> WHAT NEEDS TO BE DONE
Where the data below has the string "color", return the whole line.
---- EXTRACTED DATA
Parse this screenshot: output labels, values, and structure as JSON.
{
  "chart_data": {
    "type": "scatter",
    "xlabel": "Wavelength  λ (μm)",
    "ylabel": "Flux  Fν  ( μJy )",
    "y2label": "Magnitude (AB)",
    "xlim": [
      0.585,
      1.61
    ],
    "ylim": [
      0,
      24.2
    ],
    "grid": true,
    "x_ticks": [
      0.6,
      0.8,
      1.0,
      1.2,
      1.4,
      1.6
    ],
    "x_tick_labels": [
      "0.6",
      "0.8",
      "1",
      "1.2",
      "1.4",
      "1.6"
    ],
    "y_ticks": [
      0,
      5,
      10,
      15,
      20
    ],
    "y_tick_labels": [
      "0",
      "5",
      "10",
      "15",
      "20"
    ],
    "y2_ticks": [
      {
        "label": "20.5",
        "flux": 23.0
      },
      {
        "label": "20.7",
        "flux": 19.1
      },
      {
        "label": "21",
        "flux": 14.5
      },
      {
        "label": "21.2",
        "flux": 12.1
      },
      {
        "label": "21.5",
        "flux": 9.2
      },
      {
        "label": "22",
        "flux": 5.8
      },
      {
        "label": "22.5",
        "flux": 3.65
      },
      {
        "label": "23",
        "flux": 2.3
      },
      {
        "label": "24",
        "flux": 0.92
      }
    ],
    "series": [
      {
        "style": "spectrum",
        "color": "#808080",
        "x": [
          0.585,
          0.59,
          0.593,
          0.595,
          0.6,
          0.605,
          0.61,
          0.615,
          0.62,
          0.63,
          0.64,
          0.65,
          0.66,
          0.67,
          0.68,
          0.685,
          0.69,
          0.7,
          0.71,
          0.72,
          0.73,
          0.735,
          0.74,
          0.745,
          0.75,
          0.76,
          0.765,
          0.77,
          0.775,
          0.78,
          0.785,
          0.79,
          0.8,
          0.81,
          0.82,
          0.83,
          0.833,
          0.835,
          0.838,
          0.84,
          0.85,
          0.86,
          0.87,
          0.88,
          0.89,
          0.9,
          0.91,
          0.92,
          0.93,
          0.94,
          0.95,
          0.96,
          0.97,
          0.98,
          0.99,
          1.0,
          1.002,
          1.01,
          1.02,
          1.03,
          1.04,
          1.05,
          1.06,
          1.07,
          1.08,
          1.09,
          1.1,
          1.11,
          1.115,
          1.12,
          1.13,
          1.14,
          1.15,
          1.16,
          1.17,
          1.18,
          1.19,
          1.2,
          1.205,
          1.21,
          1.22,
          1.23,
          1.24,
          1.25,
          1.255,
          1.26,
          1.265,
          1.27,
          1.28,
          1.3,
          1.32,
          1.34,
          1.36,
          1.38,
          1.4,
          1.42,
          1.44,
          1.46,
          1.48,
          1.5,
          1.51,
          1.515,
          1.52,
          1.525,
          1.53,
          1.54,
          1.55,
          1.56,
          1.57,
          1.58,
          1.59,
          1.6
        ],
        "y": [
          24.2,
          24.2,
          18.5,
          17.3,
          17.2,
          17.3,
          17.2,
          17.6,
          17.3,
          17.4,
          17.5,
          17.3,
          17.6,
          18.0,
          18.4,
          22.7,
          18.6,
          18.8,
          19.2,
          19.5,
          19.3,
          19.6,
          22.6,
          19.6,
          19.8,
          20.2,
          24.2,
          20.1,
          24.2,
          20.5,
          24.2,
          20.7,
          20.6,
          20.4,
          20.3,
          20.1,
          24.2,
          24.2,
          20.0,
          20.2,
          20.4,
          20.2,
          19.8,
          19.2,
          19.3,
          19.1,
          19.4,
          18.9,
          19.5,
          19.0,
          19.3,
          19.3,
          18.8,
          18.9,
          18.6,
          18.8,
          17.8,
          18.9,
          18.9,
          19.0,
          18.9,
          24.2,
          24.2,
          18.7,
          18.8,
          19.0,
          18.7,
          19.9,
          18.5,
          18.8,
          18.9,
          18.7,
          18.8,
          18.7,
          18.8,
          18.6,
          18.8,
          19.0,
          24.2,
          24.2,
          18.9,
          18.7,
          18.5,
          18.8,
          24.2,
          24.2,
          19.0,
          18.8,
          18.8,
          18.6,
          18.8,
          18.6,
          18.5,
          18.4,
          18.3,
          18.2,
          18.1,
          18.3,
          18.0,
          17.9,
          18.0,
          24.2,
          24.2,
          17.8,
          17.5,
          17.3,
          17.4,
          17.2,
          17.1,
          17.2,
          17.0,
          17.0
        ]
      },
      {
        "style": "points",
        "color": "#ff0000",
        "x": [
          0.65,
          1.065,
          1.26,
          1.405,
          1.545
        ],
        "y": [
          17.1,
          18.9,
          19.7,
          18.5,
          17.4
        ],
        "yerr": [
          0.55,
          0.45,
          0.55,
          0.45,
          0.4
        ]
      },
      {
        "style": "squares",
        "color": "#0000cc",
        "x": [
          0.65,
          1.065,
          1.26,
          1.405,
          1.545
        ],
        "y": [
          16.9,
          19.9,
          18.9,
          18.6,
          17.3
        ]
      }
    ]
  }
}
--------
> FINISHED ANSWER
        "color": "#808080",
        "color": "#ff0000",
        "color": "#0000cc",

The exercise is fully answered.